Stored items
:::
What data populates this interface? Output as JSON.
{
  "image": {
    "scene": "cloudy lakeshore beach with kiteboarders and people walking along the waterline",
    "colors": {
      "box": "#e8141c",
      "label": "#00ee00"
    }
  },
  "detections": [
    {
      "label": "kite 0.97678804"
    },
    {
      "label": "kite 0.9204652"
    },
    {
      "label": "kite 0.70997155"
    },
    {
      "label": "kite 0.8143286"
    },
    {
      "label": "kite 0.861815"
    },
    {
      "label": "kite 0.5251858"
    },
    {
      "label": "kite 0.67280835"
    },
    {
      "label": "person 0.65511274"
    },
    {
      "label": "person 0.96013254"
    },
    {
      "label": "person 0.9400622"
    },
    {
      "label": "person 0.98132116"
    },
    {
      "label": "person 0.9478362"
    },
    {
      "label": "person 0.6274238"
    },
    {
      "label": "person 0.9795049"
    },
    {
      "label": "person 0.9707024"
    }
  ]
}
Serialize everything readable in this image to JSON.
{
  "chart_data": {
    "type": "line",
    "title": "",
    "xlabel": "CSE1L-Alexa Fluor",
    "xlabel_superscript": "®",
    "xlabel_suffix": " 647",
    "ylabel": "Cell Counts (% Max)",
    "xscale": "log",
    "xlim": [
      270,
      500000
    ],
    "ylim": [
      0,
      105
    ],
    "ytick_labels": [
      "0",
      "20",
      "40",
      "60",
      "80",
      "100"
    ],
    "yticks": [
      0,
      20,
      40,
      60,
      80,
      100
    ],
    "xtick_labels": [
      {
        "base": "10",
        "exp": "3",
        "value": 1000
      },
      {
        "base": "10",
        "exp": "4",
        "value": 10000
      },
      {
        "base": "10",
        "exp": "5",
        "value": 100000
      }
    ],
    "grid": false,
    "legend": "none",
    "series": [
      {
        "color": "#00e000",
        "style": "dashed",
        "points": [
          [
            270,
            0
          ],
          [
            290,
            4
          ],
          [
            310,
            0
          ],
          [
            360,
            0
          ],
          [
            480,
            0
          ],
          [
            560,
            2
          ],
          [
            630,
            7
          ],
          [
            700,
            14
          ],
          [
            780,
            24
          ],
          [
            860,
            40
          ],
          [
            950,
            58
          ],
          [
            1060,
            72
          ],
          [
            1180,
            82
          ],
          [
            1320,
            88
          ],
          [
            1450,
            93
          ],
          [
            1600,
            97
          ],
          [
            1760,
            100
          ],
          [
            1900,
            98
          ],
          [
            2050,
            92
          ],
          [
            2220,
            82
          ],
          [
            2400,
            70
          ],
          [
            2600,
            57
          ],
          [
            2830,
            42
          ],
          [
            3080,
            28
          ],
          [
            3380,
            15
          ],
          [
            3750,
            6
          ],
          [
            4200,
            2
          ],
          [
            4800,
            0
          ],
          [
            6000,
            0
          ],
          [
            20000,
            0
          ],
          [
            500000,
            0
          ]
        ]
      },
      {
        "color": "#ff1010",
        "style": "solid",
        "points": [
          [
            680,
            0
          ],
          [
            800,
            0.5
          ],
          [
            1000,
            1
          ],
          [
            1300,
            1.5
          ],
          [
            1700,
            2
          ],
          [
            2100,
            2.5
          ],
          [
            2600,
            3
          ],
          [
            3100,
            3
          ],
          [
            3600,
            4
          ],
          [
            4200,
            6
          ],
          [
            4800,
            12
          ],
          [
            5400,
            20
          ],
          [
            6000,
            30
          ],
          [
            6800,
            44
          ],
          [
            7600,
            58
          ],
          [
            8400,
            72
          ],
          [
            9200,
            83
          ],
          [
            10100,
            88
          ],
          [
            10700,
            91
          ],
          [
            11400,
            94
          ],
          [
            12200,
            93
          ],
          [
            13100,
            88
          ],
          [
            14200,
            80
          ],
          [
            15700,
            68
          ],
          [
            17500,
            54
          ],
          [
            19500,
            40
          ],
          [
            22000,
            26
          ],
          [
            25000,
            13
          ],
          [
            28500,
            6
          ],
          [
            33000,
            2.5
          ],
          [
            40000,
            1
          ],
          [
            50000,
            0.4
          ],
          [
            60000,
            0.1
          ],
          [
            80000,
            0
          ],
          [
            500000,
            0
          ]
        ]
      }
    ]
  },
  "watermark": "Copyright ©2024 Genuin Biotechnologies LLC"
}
:::
Goal of the exercise —
What is the number of lines holding the word "image"? State it alone.

Output for this exercise —
2